● SUPPLIED RECORDS:
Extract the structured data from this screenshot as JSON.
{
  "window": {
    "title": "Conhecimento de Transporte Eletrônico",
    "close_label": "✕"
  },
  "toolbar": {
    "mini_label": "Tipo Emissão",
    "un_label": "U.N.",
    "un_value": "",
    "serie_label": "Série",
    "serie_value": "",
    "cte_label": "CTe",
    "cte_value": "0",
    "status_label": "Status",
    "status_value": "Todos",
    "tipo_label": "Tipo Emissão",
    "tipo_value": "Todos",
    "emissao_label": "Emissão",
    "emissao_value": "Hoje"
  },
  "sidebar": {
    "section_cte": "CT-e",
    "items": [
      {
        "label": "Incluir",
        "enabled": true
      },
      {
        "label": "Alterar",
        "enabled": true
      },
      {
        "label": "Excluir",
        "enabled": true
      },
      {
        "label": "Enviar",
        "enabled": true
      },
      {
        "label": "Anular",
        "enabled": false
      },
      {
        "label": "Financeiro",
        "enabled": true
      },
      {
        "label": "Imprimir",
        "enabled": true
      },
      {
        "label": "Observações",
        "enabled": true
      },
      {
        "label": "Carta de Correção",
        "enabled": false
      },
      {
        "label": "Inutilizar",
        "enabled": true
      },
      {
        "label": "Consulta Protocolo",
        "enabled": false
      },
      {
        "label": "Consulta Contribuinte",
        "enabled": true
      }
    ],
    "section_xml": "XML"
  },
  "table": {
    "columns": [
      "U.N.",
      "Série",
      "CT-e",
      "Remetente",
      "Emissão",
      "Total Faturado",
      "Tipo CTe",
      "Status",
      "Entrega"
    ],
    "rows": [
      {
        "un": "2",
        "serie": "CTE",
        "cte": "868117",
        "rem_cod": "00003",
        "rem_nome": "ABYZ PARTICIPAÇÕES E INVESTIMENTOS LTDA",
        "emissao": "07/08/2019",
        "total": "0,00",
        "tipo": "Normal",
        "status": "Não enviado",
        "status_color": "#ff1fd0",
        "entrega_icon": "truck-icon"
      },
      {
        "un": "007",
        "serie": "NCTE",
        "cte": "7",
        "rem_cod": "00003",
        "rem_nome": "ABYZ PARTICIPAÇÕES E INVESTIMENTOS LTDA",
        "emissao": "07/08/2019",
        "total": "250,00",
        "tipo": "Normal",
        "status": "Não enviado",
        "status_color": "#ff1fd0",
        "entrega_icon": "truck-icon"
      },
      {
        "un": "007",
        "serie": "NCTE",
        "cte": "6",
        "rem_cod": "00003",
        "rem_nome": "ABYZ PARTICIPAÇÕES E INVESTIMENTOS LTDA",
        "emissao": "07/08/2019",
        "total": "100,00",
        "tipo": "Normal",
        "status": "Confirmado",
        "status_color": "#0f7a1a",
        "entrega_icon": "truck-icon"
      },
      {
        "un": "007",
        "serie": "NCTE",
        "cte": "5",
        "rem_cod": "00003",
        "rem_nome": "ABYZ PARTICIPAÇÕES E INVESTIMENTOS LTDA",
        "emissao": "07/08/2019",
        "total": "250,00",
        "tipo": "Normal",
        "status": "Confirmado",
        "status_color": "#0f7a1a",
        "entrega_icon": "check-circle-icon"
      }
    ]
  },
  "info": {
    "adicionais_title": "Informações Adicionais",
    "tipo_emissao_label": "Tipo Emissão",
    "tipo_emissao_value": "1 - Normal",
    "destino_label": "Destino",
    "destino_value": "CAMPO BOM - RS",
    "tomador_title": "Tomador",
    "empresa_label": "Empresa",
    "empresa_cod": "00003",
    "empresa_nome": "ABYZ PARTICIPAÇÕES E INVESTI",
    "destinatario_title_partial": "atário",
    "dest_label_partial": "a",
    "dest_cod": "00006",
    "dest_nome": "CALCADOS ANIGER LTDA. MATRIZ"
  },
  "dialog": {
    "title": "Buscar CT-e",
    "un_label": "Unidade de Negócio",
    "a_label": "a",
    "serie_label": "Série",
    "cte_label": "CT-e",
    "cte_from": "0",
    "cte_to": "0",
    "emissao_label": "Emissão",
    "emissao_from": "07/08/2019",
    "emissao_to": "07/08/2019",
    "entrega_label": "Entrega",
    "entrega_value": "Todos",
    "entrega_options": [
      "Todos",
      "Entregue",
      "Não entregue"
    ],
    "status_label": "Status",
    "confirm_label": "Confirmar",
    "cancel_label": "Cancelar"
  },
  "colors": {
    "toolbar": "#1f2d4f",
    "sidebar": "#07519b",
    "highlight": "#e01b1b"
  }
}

● TASK BRIEF: Copy each line of the data above without altering a single character.

● SOLUTION FOR THIS EXERCISE:
Extract the structured data from this screenshot as JSON.
{
  "window": {
    "title": "Conhecimento de Transporte Eletrônico",
    "close_label": "✕"
  },
  "toolbar": {
    "mini_label": "Tipo Emissão",
    "un_label": "U.N.",
    "un_value": "",
    "serie_label": "Série",
    "serie_value": "",
    "cte_label": "CTe",
    "cte_value": "0",
    "status_label": "Status",
    "status_value": "Todos",
    "tipo_label": "Tipo Emissão",
    "tipo_value": "Todos",
    "emissao_label": "Emissão",
    "emissao_value": "Hoje"
  },
  "sidebar": {
    "section_cte": "CT-e",
    "items": [
      {
        "label": "Incluir",
        "enabled": true
      },
      {
        "label": "Alterar",
        "enabled": true
      },
      {
        "label": "Excluir",
        "enabled": true
      },
      {
        "label": "Enviar",
        "enabled": true
      },
      {
        "label": "Anular",
        "enabled": false
      },
      {
        "label": "Financeiro",
        "enabled": true
      },
      {
        "label": "Imprimir",
        "enabled": true
      },
      {
        "label": "Observações",
        "enabled": true
      },
      {
        "label": "Carta de Correção",
        "enabled": false
      },
      {
        "label": "Inutilizar",
        "enabled": true
      },
      {
        "label": "Consulta Protocolo",
        "enabled": false
      },
      {
        "label": "Consulta Contribuinte",
        "enabled": true
      }
    ],
    "section_xml": "XML"
  },
  "table": {
    "columns": [
      "U.N.",
      "Série",
      "CT-e",
      "Remetente",
      "Emissão",
      "Total Faturado",
      "Tipo CTe",
      "Status",
      "Entrega"
    ],
    "rows": [
      {
        "un": "2",
        "serie": "CTE",
        "cte": "868117",
        "rem_cod": "00003",
        "rem_nome": "ABYZ PARTICIPAÇÕES E INVESTIMENTOS LTDA",
        "emissao": "07/08/2019",
        "total": "0,00",
        "tipo": "Normal",
        "status": "Não enviado",
        "status_color": "#ff1fd0",
        "entrega_icon": "truck-icon"
      },
      {
        "un": "007",
        "serie": "NCTE",
        "cte": "7",
        "rem_cod": "00003",
        "rem_nome": "ABYZ PARTICIPAÇÕES E INVESTIMENTOS LTDA",
        "emissao": "07/08/2019",
        "total": "250,00",
        "tipo": "Normal",
        "status": "Não enviado",
        "status_color": "#ff1fd0",
        "entrega_icon": "truck-icon"
      },
      {
        "un": "007",
        "serie": "NCTE",
        "cte": "6",
        "rem_cod": "00003",
        "rem_nome": "ABYZ PARTICIPAÇÕES E INVESTIMENTOS LTDA",
        "emissao": "07/08/2019",
        "total": "100,00",
        "tipo": "Normal",
        "status": "Confirmado",
        "status_color": "#0f7a1a",
        "entrega_icon": "truck-icon"
      },
      {
        "un": "007",
        "serie": "NCTE",
        "cte": "5",
        "rem_cod": "00003",
        "rem_nome": "ABYZ PARTICIPAÇÕES E INVESTIMENTOS LTDA",
        "emissao": "07/08/2019",
        "total": "250,00",
        "tipo": "Normal",
        "status": "Confirmado",
        "status_color": "#0f7a1a",
        "entrega_icon": "check-circle-icon"
      }
    ]
  },
  "info": {
    "adicionais_title": "Informações Adicionais",
    "tipo_emissao_label": "Tipo Emissão",
    "tipo_emissao_value": "1 - Normal",
    "destino_label": "Destino",
    "destino_value": "CAMPO BOM - RS",
    "tomador_title": "Tomador",
    "empresa_label": "Empresa",
    "empresa_cod": "00003",
    "empresa_nome": "ABYZ PARTICIPAÇÕES E INVESTI",
    "destinatario_title_partial": "atário",
    "dest_label_partial": "a",
    "dest_cod": "00006",
    "dest_nome": "CALCADOS ANIGER LTDA. MATRIZ"
  },
  "dialog": {
    "title": "Buscar CT-e",
    "un_label": "Unidade de Negócio",
    "a_label": "a",
    "serie_label": "Série",
    "cte_label": "CT-e",
    "cte_from": "0",
    "cte_to": "0",
    "emissao_label": "Emissão",
    "emissao_from": "07/08/2019",
    "emissao_to": "07/08/2019",
    "entrega_label": "Entrega",
    "entrega_value": "Todos",
    "entrega_options": [
      "Todos",
      "Entregue",
      "Não entregue"
    ],
    "status_label": "Status",
    "confirm_label": "Confirmar",
    "cancel_label": "Cancelar"
  },
  "colors": {
    "toolbar": "#1f2d4f",
    "sidebar": "#07519b",
    "highlight": "#e01b1b"
  }
}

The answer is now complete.